### Exercise goal
Check each line of the listing below for the word "Мордовия" and say how many lines have it. Nothing else should be written.

Data records
— START —
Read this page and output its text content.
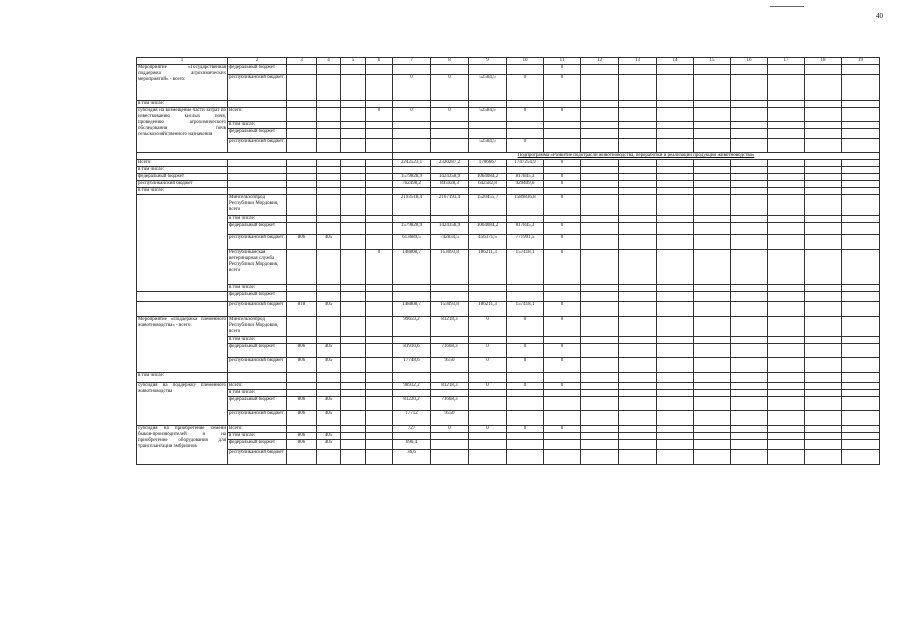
40
1	2	3	4	5	6	7	8	9	10	11	12	13	14	15	16	17	18	19
Мероприятие «Государственная поддержка агрохимических мероприятий» - всего:	федеральный бюджет									0								
	республиканский бюджет					0	0	52584,5	0	0								
в том числе:																		
субсидия на возмещение части затрат по известкованию кислых почв, проведению агрохимического обследования почв сельскохозяйственного назначения	Всего:				0	0	0	52584,5	0	0								
	в том числе:																	
	федеральный бюджет																	
	республиканский бюджет							52584,5	0									
						Подпрограмма «Развитие подотрасли животноводства, переработки и реализации продукции животноводства»												
Всего:						2242523,1	2320287,2	1706667	1747254,9	0								
в том числе:																		
федеральный бюджет						1579828,9	1424358,9	1064084,2	817845,3	0								
республиканский бюджет						762498,2	895928,3	642582,8	929409,6	0								
в том числе:																		
	Минсельхозпрод Республики Мордовия, всего					2193518,4	2167193,4	1520455,7	1589836,8	0								
	в том числе:																	
	федеральный бюджет					1579828,9	1424358,9	1064084,2	817845,3	0								
	республиканский бюджет	806	405			613689,5	742834,5	456371,5	771991,5	0								
	Республиканская ветеринарная служба Республики Мордовия, всего				0	148808,7	153093,8	186211,3	157418,1	0								
	в том числе:																	
	федеральный бюджет																	
	республиканский бюджет	818	405			148808,7	153093,8	186211,3	157418,1	0								
Мероприятие «Поддержка племенного животноводства» - всего:	Минсельхозпрод Республики Мордовия, всего					99659,2	81218,3	0	0	0								
	в том числе:																	
	федеральный бюджет	806	405			81910,6	71668,3	0	0	0								
	республиканский бюджет	806	405			17748,6	9550	0	0	0								
в том числе:																		
субсидия на поддержку племенного животноводства	Всего:					98932,2	81218,3	0	0	0								
	в том числе:																	
	федеральный бюджет	806	405			81220,2	71668,3											
	республиканский бюджет	806	405			17712	9550											
субсидия на приобретение семени быков-производителей и на приобретение оборудования для трансплантации эмбрионов	Всего:					727	0	0	0	0								
	в том числе:	806	405															
	федеральный бюджет	806	405			690,4												
	республиканский бюджет					36,6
— END —
### Result of the exercise
3